Please quote only the lines that start at the one with "Give me a plain-text" and go on to the last line of the data, both ends kept.
═════ Record list
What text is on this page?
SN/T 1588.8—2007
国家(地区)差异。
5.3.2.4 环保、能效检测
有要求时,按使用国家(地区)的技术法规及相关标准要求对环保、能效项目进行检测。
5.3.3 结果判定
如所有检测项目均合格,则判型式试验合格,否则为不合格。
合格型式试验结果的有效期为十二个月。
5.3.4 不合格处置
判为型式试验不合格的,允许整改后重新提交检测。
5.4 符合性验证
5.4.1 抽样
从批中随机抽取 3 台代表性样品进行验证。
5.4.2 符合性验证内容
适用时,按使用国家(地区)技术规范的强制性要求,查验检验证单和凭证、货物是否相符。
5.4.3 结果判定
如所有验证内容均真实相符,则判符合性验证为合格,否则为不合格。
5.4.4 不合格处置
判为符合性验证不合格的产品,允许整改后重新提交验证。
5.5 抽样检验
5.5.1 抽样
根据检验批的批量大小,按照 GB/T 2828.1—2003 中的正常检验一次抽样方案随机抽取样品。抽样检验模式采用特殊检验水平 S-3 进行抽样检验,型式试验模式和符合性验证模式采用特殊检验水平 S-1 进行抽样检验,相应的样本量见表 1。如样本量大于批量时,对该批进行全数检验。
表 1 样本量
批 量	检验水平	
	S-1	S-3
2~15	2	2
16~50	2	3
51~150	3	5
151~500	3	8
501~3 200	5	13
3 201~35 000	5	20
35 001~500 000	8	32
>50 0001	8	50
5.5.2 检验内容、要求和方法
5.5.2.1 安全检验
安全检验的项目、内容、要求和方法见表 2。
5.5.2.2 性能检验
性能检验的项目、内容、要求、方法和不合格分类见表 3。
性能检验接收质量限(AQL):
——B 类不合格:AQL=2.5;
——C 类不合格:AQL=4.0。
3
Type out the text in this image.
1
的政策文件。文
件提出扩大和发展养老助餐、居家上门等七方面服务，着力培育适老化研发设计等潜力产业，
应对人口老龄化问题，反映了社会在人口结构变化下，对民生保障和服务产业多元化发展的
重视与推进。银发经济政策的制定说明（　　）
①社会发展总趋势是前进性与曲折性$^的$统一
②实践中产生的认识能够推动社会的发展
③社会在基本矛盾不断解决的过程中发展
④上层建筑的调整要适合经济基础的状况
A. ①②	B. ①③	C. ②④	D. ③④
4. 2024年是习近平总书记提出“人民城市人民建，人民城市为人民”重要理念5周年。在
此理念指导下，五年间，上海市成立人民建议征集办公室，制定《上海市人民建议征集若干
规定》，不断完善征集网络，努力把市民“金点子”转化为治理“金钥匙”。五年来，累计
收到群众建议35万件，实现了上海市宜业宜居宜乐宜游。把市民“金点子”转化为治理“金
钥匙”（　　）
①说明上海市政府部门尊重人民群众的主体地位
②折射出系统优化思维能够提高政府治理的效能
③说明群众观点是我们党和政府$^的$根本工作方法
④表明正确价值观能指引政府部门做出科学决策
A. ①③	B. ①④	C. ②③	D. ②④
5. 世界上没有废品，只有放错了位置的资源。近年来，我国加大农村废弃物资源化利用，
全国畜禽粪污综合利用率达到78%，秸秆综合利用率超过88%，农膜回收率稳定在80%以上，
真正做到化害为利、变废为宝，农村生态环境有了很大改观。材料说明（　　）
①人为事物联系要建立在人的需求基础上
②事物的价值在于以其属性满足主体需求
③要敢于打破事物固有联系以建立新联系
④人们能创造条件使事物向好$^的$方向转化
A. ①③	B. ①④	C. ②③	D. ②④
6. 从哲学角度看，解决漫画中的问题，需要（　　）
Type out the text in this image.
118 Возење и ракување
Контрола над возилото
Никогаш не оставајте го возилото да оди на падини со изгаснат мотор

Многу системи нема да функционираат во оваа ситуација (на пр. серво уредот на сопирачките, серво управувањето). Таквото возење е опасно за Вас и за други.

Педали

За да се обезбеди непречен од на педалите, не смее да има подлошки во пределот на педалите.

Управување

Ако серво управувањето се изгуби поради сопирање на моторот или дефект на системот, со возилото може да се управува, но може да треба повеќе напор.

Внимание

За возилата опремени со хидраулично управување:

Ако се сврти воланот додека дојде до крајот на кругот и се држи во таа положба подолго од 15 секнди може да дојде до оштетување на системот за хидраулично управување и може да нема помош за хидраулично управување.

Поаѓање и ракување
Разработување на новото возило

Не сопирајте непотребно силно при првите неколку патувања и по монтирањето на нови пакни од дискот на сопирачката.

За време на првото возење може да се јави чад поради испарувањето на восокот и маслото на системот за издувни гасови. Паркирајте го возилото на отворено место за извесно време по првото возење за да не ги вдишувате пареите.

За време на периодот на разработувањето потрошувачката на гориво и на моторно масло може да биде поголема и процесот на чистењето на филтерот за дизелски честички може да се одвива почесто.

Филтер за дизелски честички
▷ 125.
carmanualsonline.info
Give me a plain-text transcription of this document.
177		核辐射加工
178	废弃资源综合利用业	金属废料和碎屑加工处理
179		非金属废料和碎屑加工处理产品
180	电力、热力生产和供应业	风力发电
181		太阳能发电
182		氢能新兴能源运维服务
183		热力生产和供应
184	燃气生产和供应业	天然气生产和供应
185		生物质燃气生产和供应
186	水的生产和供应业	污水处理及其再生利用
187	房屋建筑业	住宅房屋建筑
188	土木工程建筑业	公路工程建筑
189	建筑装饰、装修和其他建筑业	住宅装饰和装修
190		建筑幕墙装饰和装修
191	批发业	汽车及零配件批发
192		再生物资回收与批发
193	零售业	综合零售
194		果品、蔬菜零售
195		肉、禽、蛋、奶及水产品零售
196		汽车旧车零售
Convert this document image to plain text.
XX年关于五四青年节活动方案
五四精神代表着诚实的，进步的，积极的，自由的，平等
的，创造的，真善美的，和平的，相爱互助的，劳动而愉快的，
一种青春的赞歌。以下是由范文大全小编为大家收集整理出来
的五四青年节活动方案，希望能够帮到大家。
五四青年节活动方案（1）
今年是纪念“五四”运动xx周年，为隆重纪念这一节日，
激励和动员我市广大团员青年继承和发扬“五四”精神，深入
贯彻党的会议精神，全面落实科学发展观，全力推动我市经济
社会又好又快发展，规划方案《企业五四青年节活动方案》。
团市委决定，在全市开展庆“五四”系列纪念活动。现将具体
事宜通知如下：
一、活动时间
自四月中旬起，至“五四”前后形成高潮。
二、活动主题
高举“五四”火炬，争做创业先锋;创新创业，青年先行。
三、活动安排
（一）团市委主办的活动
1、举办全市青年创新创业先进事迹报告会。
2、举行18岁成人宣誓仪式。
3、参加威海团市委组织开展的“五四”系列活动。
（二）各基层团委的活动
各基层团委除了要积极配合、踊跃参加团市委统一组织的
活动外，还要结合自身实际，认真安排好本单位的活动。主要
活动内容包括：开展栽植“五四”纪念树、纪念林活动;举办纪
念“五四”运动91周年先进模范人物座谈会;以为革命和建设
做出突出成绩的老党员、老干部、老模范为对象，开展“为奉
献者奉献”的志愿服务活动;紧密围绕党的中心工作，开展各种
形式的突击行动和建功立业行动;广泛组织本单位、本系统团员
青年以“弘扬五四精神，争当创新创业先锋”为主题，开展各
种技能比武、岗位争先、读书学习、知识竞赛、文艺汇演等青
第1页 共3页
══════════
#### [Finished task]
Give me a plain-text transcription of this document.
177		核辐射加工
178	废弃资源综合利用业	金属废料和碎屑加工处理
179		非金属废料和碎屑加工处理产品
180	电力、热力生产和供应业	风力发电
181		太阳能发电
182		氢能新兴能源运维服务
183		热力生产和供应
184	燃气生产和供应业	天然气生产和供应
185		生物质燃气生产和供应
186	水的生产和供应业	污水处理及其再生利用
187	房屋建筑业	住宅房屋建筑
188	土木工程建筑业	公路工程建筑
189	建筑装饰、装修和其他建筑业	住宅装饰和装修
190		建筑幕墙装饰和装修
191	批发业	汽车及零配件批发
192		再生物资回收与批发
193	零售业	综合零售
194		果品、蔬菜零售
195		肉、禽、蛋、奶及水产品零售
196		汽车旧车零售
Convert this document image to plain text.
XX年关于五四青年节活动方案
五四精神代表着诚实的，进步的，积极的，自由的，平等
的，创造的，真善美的，和平的，相爱互助的，劳动而愉快的，
一种青春的赞歌。以下是由范文大全小编为大家收集整理出来
的五四青年节活动方案，希望能够帮到大家。
五四青年节活动方案（1）
今年是纪念“五四”运动xx周年，为隆重纪念这一节日，
激励和动员我市广大团员青年继承和发扬“五四”精神，深入
贯彻党的会议精神，全面落实科学发展观，全力推动我市经济
社会又好又快发展，规划方案《企业五四青年节活动方案》。
团市委决定，在全市开展庆“五四”系列纪念活动。现将具体
事宜通知如下：
一、活动时间
自四月中旬起，至“五四”前后形成高潮。
二、活动主题
高举“五四”火炬，争做创业先锋;创新创业，青年先行。
三、活动安排
（一）团市委主办的活动
1、举办全市青年创新创业先进事迹报告会。
2、举行18岁成人宣誓仪式。
3、参加威海团市委组织开展的“五四”系列活动。
（二）各基层团委的活动
各基层团委除了要积极配合、踊跃参加团市委统一组织的
活动外，还要结合自身实际，认真安排好本单位的活动。主要
活动内容包括：开展栽植“五四”纪念树、纪念林活动;举办纪
念“五四”运动91周年先进模范人物座谈会;以为革命和建设
做出突出成绩的老党员、老干部、老模范为对象，开展“为奉
献者奉献”的志愿服务活动;紧密围绕党的中心工作，开展各种
形式的突击行动和建功立业行动;广泛组织本单位、本系统团员
青年以“弘扬五四精神，争当创新创业先锋”为主题，开展各
种技能比武、岗位争先、读书学习、知识竞赛、文艺汇演等青
第1页 共3页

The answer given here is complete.